▽

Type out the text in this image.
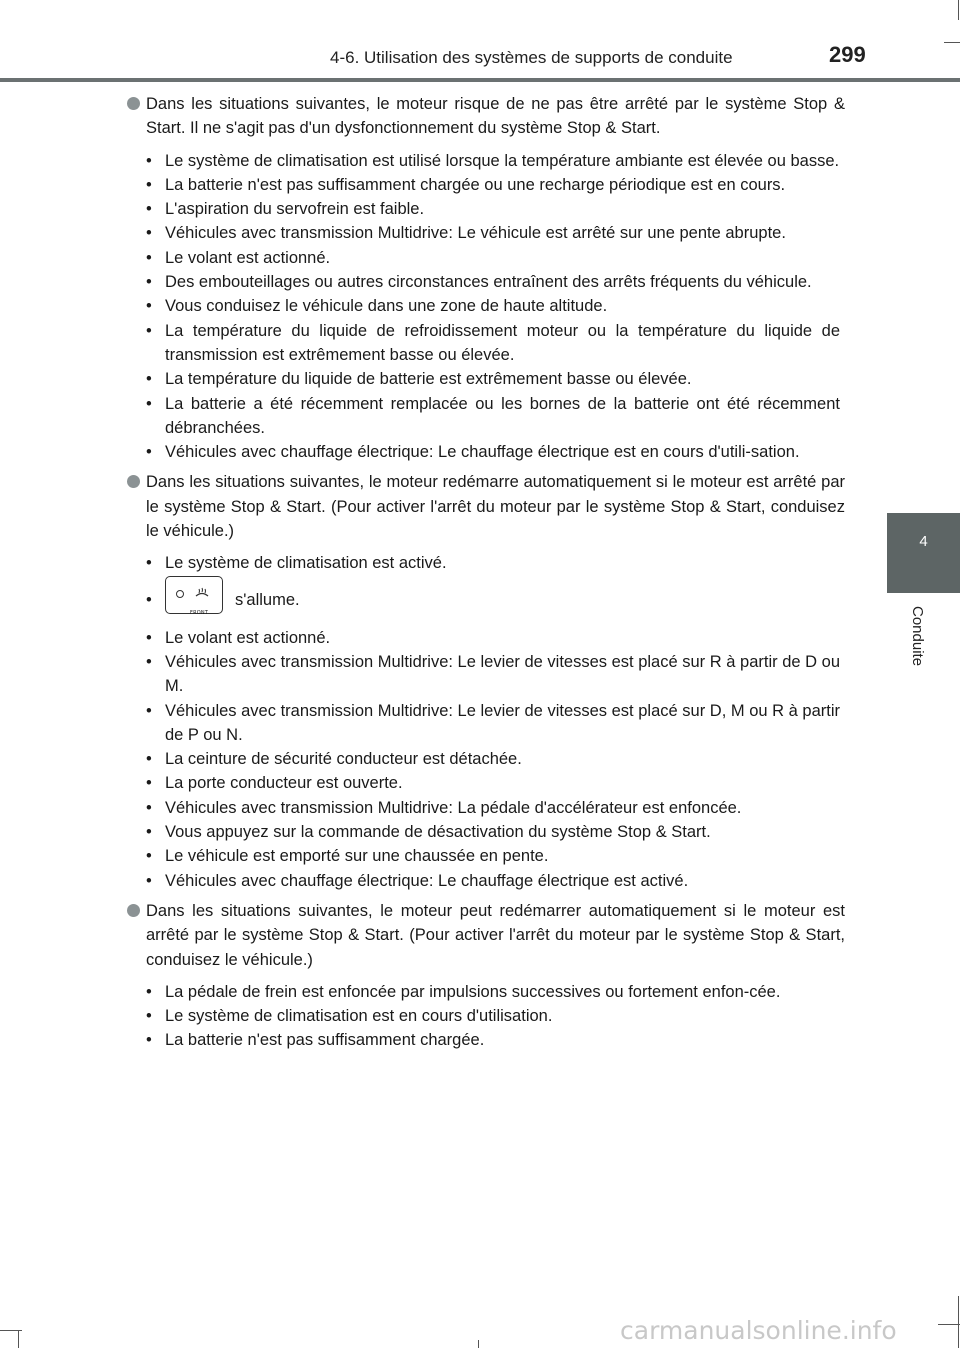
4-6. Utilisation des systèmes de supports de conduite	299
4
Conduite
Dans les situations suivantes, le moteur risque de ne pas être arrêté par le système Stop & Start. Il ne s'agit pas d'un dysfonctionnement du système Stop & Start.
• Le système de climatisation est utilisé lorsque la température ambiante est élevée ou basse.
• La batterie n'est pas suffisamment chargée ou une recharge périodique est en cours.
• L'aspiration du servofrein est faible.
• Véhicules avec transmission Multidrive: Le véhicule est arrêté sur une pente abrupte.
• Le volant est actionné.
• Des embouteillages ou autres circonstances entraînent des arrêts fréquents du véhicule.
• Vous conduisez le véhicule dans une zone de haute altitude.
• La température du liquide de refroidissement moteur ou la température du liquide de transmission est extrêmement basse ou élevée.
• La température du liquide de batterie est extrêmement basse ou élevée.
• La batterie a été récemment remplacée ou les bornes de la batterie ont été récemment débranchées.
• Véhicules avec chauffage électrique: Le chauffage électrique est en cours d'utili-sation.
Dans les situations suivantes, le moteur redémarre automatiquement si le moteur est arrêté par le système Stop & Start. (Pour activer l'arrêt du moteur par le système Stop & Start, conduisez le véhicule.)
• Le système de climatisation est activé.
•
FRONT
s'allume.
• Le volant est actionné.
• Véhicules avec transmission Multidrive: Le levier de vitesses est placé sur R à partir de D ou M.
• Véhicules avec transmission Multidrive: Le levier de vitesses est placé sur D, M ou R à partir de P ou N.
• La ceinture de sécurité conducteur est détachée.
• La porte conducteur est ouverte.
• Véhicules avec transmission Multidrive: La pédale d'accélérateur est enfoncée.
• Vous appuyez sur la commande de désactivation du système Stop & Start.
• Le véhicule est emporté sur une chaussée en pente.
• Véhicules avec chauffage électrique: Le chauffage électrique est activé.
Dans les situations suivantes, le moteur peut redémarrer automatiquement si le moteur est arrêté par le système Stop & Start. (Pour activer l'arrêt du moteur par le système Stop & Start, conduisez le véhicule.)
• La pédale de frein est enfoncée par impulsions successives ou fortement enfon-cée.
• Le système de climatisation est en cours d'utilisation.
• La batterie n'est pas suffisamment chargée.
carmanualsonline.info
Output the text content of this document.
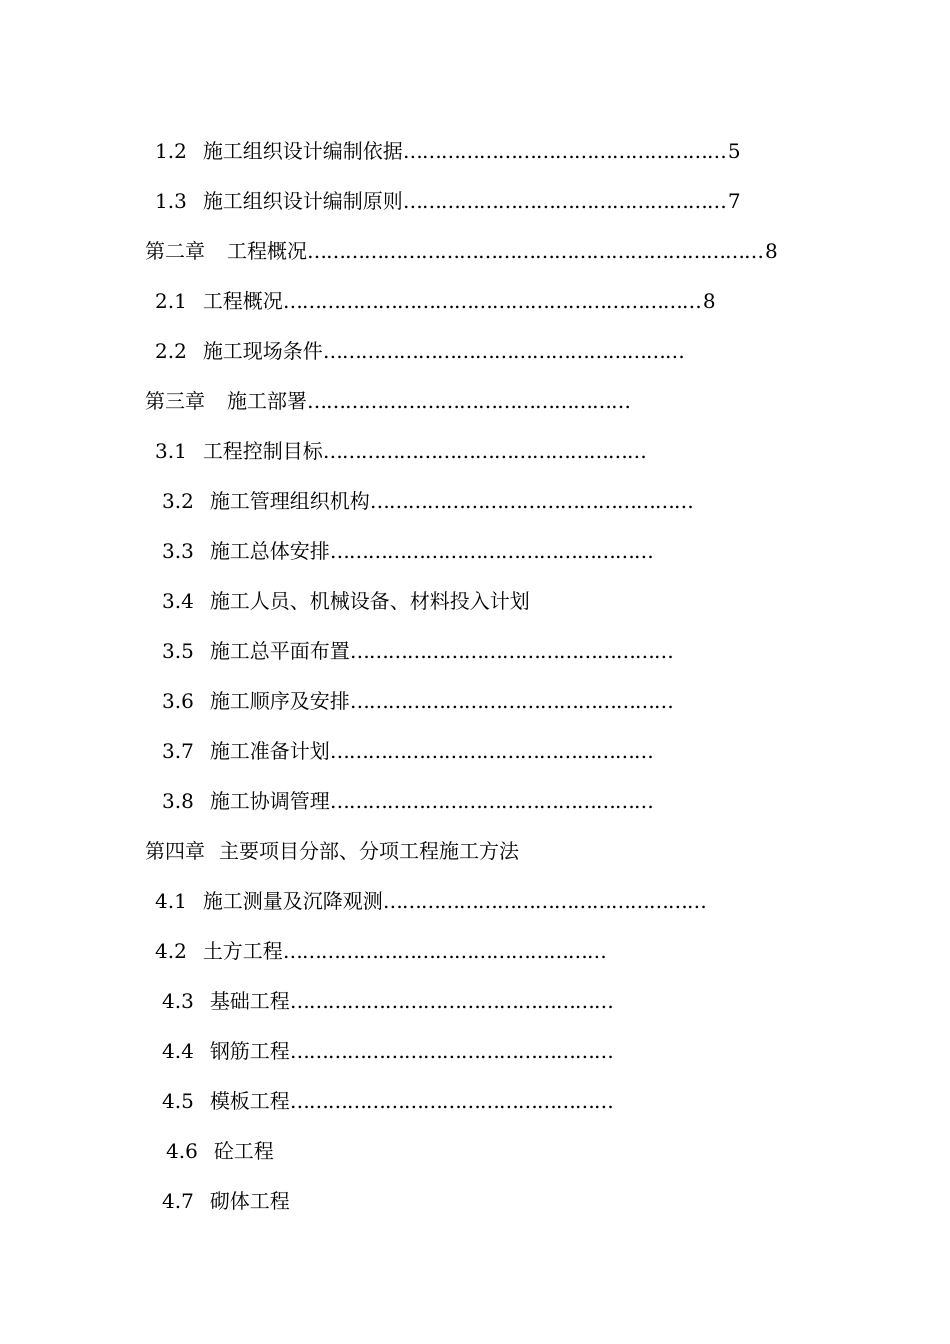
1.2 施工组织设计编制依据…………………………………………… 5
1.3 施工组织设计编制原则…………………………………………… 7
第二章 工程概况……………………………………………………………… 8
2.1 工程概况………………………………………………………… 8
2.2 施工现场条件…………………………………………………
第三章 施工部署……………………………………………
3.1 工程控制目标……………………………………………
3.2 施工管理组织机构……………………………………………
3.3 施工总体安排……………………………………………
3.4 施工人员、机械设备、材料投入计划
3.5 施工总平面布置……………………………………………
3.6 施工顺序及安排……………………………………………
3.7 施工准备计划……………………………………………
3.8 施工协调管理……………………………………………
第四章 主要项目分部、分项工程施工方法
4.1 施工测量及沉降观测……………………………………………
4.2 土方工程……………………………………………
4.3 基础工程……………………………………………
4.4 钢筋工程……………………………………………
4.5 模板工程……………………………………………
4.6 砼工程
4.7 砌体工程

△
▽

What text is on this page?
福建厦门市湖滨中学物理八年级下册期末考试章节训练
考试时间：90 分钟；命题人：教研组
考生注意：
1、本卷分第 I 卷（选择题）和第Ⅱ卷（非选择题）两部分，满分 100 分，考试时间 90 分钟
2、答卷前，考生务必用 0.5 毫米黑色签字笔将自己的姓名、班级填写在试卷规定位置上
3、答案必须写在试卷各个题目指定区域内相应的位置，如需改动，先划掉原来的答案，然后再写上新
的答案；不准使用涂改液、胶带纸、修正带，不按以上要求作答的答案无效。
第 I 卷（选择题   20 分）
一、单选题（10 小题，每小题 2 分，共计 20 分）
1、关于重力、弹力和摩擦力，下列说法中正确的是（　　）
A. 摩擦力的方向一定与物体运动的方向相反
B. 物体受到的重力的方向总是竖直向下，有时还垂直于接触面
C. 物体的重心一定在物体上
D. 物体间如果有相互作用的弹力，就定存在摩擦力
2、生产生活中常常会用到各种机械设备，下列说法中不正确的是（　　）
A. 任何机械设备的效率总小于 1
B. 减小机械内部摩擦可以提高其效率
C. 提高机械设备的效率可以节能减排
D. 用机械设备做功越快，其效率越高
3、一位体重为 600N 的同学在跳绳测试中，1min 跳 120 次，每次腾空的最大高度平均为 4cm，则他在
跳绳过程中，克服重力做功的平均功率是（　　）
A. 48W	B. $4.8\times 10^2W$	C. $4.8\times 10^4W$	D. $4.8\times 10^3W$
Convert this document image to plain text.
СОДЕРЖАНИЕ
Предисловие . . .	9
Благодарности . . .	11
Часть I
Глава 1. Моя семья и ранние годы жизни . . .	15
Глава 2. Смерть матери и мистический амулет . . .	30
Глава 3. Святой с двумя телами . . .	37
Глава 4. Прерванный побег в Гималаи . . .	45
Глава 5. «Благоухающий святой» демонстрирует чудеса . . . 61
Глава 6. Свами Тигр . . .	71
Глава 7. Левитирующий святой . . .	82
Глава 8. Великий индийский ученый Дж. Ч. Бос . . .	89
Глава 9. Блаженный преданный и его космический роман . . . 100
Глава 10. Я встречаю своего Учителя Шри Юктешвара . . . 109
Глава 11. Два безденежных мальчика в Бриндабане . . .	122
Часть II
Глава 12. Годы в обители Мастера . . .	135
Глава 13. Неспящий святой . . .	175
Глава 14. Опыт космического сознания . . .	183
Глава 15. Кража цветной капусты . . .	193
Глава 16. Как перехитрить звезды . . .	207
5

△

## Task description
From the entries above, list each line with "conducteur" in it.

## Output below
• La ceinture de sécurité conducteur est détachée.
• La porte conducteur est ouverte.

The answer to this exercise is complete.